> [GIVEN INSTRUCTION]: Restate the listing below word for word, omitting any images.

> [PROVIDED DATA]:
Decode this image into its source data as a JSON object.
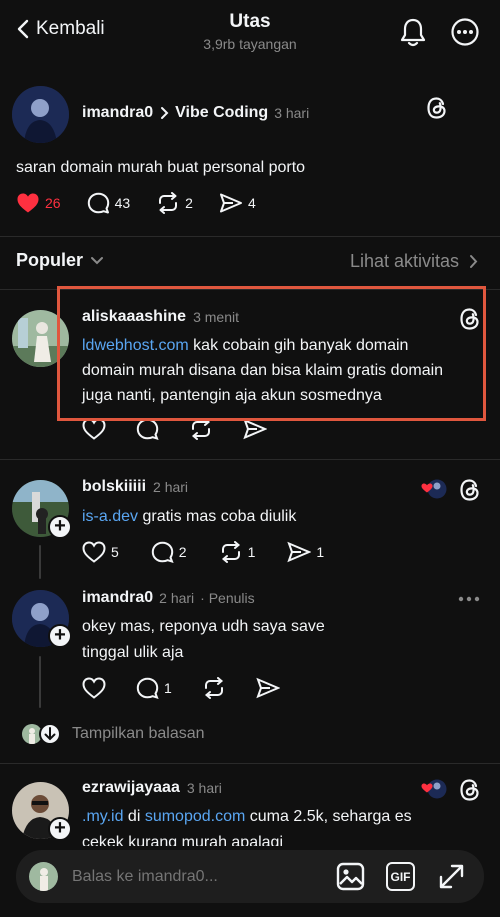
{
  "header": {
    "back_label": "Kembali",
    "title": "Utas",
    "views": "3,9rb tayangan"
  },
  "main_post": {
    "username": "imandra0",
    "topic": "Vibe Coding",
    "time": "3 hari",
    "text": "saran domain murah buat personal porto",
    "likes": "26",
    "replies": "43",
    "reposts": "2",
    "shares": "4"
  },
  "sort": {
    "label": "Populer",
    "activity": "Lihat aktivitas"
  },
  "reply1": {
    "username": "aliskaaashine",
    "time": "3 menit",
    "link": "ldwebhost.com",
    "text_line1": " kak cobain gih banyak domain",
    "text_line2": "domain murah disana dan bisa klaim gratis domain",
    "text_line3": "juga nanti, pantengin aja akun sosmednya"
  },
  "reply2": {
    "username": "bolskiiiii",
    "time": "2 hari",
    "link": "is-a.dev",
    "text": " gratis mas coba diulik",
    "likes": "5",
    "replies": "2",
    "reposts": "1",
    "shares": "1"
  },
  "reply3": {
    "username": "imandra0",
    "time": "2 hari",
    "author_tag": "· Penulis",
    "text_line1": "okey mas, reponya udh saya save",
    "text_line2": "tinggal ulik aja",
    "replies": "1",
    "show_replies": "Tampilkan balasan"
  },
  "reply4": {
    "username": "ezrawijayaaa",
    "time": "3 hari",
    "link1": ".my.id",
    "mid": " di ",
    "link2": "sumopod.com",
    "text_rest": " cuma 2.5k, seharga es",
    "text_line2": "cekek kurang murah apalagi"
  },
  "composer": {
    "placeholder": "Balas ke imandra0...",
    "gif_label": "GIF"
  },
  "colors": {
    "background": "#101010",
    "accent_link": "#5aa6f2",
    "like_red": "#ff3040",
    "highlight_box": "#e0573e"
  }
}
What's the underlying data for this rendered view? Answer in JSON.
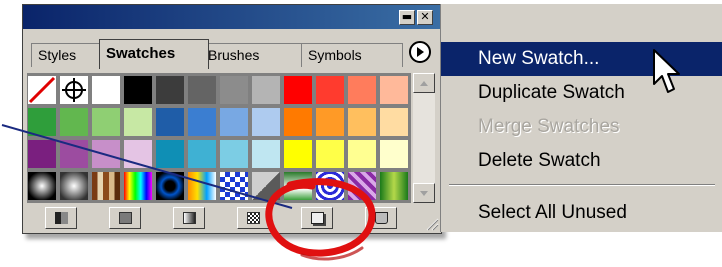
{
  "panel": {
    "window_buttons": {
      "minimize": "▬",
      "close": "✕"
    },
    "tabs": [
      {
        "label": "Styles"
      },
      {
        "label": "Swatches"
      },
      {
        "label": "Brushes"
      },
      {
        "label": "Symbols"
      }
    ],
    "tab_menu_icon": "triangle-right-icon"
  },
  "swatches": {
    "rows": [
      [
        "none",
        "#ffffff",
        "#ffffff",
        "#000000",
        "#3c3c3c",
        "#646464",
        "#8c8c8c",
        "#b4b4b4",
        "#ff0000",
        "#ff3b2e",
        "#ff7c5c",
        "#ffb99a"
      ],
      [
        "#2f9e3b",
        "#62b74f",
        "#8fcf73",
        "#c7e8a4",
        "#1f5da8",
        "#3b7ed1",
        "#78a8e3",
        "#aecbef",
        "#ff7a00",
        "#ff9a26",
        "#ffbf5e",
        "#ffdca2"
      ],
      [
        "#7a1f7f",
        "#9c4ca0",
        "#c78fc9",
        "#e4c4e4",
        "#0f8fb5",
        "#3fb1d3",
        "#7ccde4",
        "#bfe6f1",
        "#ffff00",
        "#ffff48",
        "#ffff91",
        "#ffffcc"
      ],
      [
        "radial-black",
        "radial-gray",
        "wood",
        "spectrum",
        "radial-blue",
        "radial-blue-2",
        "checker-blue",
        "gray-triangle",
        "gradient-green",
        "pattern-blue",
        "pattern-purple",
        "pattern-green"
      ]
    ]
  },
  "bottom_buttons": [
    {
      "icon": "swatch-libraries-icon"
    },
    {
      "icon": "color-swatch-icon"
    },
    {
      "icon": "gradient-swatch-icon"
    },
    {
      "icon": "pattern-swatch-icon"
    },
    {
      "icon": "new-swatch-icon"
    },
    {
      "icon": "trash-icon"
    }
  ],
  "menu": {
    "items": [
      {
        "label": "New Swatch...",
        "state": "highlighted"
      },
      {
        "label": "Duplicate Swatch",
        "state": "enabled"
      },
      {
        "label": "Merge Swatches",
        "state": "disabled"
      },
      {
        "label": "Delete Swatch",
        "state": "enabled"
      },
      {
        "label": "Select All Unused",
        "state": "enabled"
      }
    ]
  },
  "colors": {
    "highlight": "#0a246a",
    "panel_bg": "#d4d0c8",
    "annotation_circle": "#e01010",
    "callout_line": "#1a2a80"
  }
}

> [COMPLETE OUTPUT]:
Decode this image into its source data as a JSON object.
{
  "header": {
    "back_label": "Kembali",
    "title": "Utas",
    "views": "3,9rb tayangan"
  },
  "main_post": {
    "username": "imandra0",
    "topic": "Vibe Coding",
    "time": "3 hari",
    "text": "saran domain murah buat personal porto",
    "likes": "26",
    "replies": "43",
    "reposts": "2",
    "shares": "4"
  },
  "sort": {
    "label": "Populer",
    "activity": "Lihat aktivitas"
  },
  "reply1": {
    "username": "aliskaaashine",
    "time": "3 menit",
    "link": "ldwebhost.com",
    "text_line1": " kak cobain gih banyak domain",
    "text_line2": "domain murah disana dan bisa klaim gratis domain",
    "text_line3": "juga nanti, pantengin aja akun sosmednya"
  },
  "reply2": {
    "username": "bolskiiiii",
    "time": "2 hari",
    "link": "is-a.dev",
    "text": " gratis mas coba diulik",
    "likes": "5",
    "replies": "2",
    "reposts": "1",
    "shares": "1"
  },
  "reply3": {
    "username": "imandra0",
    "time": "2 hari",
    "author_tag": "· Penulis",
    "text_line1": "okey mas, reponya udh saya save",
    "text_line2": "tinggal ulik aja",
    "replies": "1",
    "show_replies": "Tampilkan balasan"
  },
  "reply4": {
    "username": "ezrawijayaaa",
    "time": "3 hari",
    "link1": ".my.id",
    "mid": " di ",
    "link2": "sumopod.com",
    "text_rest": " cuma 2.5k, seharga es",
    "text_line2": "cekek kurang murah apalagi"
  },
  "composer": {
    "placeholder": "Balas ke imandra0...",
    "gif_label": "GIF"
  },
  "colors": {
    "background": "#101010",
    "accent_link": "#5aa6f2",
    "like_red": "#ff3040",
    "highlight_box": "#e0573e"
  }
}
What's the underlying data for this rendered view? Answer in JSON.
{
  "panel": {
    "window_buttons": {
      "minimize": "▬",
      "close": "✕"
    },
    "tabs": [
      {
        "label": "Styles"
      },
      {
        "label": "Swatches"
      },
      {
        "label": "Brushes"
      },
      {
        "label": "Symbols"
      }
    ],
    "tab_menu_icon": "triangle-right-icon"
  },
  "swatches": {
    "rows": [
      [
        "none",
        "#ffffff",
        "#ffffff",
        "#000000",
        "#3c3c3c",
        "#646464",
        "#8c8c8c",
        "#b4b4b4",
        "#ff0000",
        "#ff3b2e",
        "#ff7c5c",
        "#ffb99a"
      ],
      [
        "#2f9e3b",
        "#62b74f",
        "#8fcf73",
        "#c7e8a4",
        "#1f5da8",
        "#3b7ed1",
        "#78a8e3",
        "#aecbef",
        "#ff7a00",
        "#ff9a26",
        "#ffbf5e",
        "#ffdca2"
      ],
      [
        "#7a1f7f",
        "#9c4ca0",
        "#c78fc9",
        "#e4c4e4",
        "#0f8fb5",
        "#3fb1d3",
        "#7ccde4",
        "#bfe6f1",
        "#ffff00",
        "#ffff48",
        "#ffff91",
        "#ffffcc"
      ],
      [
        "radial-black",
        "radial-gray",
        "wood",
        "spectrum",
        "radial-blue",
        "radial-blue-2",
        "checker-blue",
        "gray-triangle",
        "gradient-green",
        "pattern-blue",
        "pattern-purple",
        "pattern-green"
      ]
    ]
  },
  "bottom_buttons": [
    {
      "icon": "swatch-libraries-icon"
    },
    {
      "icon": "color-swatch-icon"
    },
    {
      "icon": "gradient-swatch-icon"
    },
    {
      "icon": "pattern-swatch-icon"
    },
    {
      "icon": "new-swatch-icon"
    },
    {
      "icon": "trash-icon"
    }
  ],
  "menu": {
    "items": [
      {
        "label": "New Swatch...",
        "state": "highlighted"
      },
      {
        "label": "Duplicate Swatch",
        "state": "enabled"
      },
      {
        "label": "Merge Swatches",
        "state": "disabled"
      },
      {
        "label": "Delete Swatch",
        "state": "enabled"
      },
      {
        "label": "Select All Unused",
        "state": "enabled"
      }
    ]
  },
  "colors": {
    "highlight": "#0a246a",
    "panel_bg": "#d4d0c8",
    "annotation_circle": "#e01010",
    "callout_line": "#1a2a80"
  }
}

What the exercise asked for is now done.